**Task requirements**
Can the data below be set down again exactly, line for line?

[START Data provided]

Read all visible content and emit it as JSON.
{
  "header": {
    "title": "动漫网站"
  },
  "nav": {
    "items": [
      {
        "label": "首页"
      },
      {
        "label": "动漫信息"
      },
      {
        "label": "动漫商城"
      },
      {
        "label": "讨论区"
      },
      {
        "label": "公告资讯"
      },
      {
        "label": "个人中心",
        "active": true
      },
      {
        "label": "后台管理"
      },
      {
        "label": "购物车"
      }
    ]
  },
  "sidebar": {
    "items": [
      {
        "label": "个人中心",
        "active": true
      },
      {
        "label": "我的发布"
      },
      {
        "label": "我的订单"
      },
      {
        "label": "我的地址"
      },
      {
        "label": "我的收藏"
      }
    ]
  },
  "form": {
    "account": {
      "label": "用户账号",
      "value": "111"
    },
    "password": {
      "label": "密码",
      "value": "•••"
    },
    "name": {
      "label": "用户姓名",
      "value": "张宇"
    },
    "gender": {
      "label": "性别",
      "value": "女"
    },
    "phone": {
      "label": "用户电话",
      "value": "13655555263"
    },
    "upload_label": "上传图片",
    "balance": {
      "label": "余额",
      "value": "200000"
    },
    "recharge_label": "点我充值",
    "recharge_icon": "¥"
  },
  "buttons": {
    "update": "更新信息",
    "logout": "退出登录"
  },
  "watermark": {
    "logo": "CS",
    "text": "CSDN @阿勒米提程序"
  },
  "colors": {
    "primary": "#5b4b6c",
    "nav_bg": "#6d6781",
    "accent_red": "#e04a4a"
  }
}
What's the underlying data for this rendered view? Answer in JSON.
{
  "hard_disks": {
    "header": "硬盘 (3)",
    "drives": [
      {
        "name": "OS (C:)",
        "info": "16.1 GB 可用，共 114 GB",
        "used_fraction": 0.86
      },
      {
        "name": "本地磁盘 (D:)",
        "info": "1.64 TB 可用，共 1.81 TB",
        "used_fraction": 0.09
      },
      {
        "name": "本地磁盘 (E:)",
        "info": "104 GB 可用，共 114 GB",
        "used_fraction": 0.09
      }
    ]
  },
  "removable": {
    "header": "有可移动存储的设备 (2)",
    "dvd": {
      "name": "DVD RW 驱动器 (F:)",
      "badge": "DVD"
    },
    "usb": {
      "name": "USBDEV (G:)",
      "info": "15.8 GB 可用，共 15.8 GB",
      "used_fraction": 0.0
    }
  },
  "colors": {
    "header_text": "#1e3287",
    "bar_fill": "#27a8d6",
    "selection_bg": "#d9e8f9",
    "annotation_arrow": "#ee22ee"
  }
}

[END Data provided]

**Result for this task**
Read all visible content and emit it as JSON.
{
  "header": {
    "title": "动漫网站"
  },
  "nav": {
    "items": [
      {
        "label": "首页"
      },
      {
        "label": "动漫信息"
      },
      {
        "label": "动漫商城"
      },
      {
        "label": "讨论区"
      },
      {
        "label": "公告资讯"
      },
      {
        "label": "个人中心",
        "active": true
      },
      {
        "label": "后台管理"
      },
      {
        "label": "购物车"
      }
    ]
  },
  "sidebar": {
    "items": [
      {
        "label": "个人中心",
        "active": true
      },
      {
        "label": "我的发布"
      },
      {
        "label": "我的订单"
      },
      {
        "label": "我的地址"
      },
      {
        "label": "我的收藏"
      }
    ]
  },
  "form": {
    "account": {
      "label": "用户账号",
      "value": "111"
    },
    "password": {
      "label": "密码",
      "value": "•••"
    },
    "name": {
      "label": "用户姓名",
      "value": "张宇"
    },
    "gender": {
      "label": "性别",
      "value": "女"
    },
    "phone": {
      "label": "用户电话",
      "value": "13655555263"
    },
    "upload_label": "上传图片",
    "balance": {
      "label": "余额",
      "value": "200000"
    },
    "recharge_label": "点我充值",
    "recharge_icon": "¥"
  },
  "buttons": {
    "update": "更新信息",
    "logout": "退出登录"
  },
  "watermark": {
    "logo": "CS",
    "text": "CSDN @阿勒米提程序"
  },
  "colors": {
    "primary": "#5b4b6c",
    "nav_bg": "#6d6781",
    "accent_red": "#e04a4a"
  }
}
What's the underlying data for this rendered view? Answer in JSON.
{
  "hard_disks": {
    "header": "硬盘 (3)",
    "drives": [
      {
        "name": "OS (C:)",
        "info": "16.1 GB 可用，共 114 GB",
        "used_fraction": 0.86
      },
      {
        "name": "本地磁盘 (D:)",
        "info": "1.64 TB 可用，共 1.81 TB",
        "used_fraction": 0.09
      },
      {
        "name": "本地磁盘 (E:)",
        "info": "104 GB 可用，共 114 GB",
        "used_fraction": 0.09
      }
    ]
  },
  "removable": {
    "header": "有可移动存储的设备 (2)",
    "dvd": {
      "name": "DVD RW 驱动器 (F:)",
      "badge": "DVD"
    },
    "usb": {
      "name": "USBDEV (G:)",
      "info": "15.8 GB 可用，共 15.8 GB",
      "used_fraction": 0.0
    }
  },
  "colors": {
    "header_text": "#1e3287",
    "bar_fill": "#27a8d6",
    "selection_bg": "#d9e8f9",
    "annotation_arrow": "#ee22ee"
  }
}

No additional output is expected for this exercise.